Records contained in a dataset
>>

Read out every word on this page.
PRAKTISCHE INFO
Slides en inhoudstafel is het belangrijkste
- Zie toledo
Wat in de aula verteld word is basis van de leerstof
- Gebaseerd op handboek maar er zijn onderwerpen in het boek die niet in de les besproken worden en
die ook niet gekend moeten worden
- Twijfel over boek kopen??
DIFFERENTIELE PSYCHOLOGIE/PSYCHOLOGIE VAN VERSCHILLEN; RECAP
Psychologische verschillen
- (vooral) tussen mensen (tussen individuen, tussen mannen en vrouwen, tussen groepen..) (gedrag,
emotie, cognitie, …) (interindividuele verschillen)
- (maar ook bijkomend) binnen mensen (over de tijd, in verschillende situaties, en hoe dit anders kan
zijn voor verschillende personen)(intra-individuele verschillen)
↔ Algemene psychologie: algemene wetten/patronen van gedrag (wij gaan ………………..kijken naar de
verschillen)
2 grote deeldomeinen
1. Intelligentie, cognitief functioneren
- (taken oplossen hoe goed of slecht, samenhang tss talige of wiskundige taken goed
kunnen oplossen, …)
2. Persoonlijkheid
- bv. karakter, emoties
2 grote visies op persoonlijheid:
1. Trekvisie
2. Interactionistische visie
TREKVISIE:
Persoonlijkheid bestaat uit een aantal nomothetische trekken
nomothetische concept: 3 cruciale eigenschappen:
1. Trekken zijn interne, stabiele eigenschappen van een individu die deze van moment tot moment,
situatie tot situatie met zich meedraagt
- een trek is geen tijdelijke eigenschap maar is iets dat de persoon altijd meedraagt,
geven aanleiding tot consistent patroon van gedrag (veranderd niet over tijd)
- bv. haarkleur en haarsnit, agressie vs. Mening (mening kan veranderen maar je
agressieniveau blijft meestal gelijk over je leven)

<<

## AIM OF THE EXERCISE
Restate the whole listing exactly, leaving out nothing.

## THE RESPONSE
Read out every word on this page.
PRAKTISCHE INFO
Slides en inhoudstafel is het belangrijkste
- Zie toledo
Wat in de aula verteld word is basis van de leerstof
- Gebaseerd op handboek maar er zijn onderwerpen in het boek die niet in de les besproken worden en
die ook niet gekend moeten worden
- Twijfel over boek kopen??
DIFFERENTIELE PSYCHOLOGIE/PSYCHOLOGIE VAN VERSCHILLEN; RECAP
Psychologische verschillen
- (vooral) tussen mensen (tussen individuen, tussen mannen en vrouwen, tussen groepen..) (gedrag,
emotie, cognitie, …) (interindividuele verschillen)
- (maar ook bijkomend) binnen mensen (over de tijd, in verschillende situaties, en hoe dit anders kan
zijn voor verschillende personen)(intra-individuele verschillen)
↔ Algemene psychologie: algemene wetten/patronen van gedrag (wij gaan ………………..kijken naar de
verschillen)
2 grote deeldomeinen
1. Intelligentie, cognitief functioneren
- (taken oplossen hoe goed of slecht, samenhang tss talige of wiskundige taken goed
kunnen oplossen, …)
2. Persoonlijkheid
- bv. karakter, emoties
2 grote visies op persoonlijheid:
1. Trekvisie
2. Interactionistische visie
TREKVISIE:
Persoonlijkheid bestaat uit een aantal nomothetische trekken
nomothetische concept: 3 cruciale eigenschappen:
1. Trekken zijn interne, stabiele eigenschappen van een individu die deze van moment tot moment,
situatie tot situatie met zich meedraagt
- een trek is geen tijdelijke eigenschap maar is iets dat de persoon altijd meedraagt,
geven aanleiding tot consistent patroon van gedrag (veranderd niet over tijd)
- bv. haarkleur en haarsnit, agressie vs. Mening (mening kan veranderen maar je
agressieniveau blijft meestal gelijk over je leven)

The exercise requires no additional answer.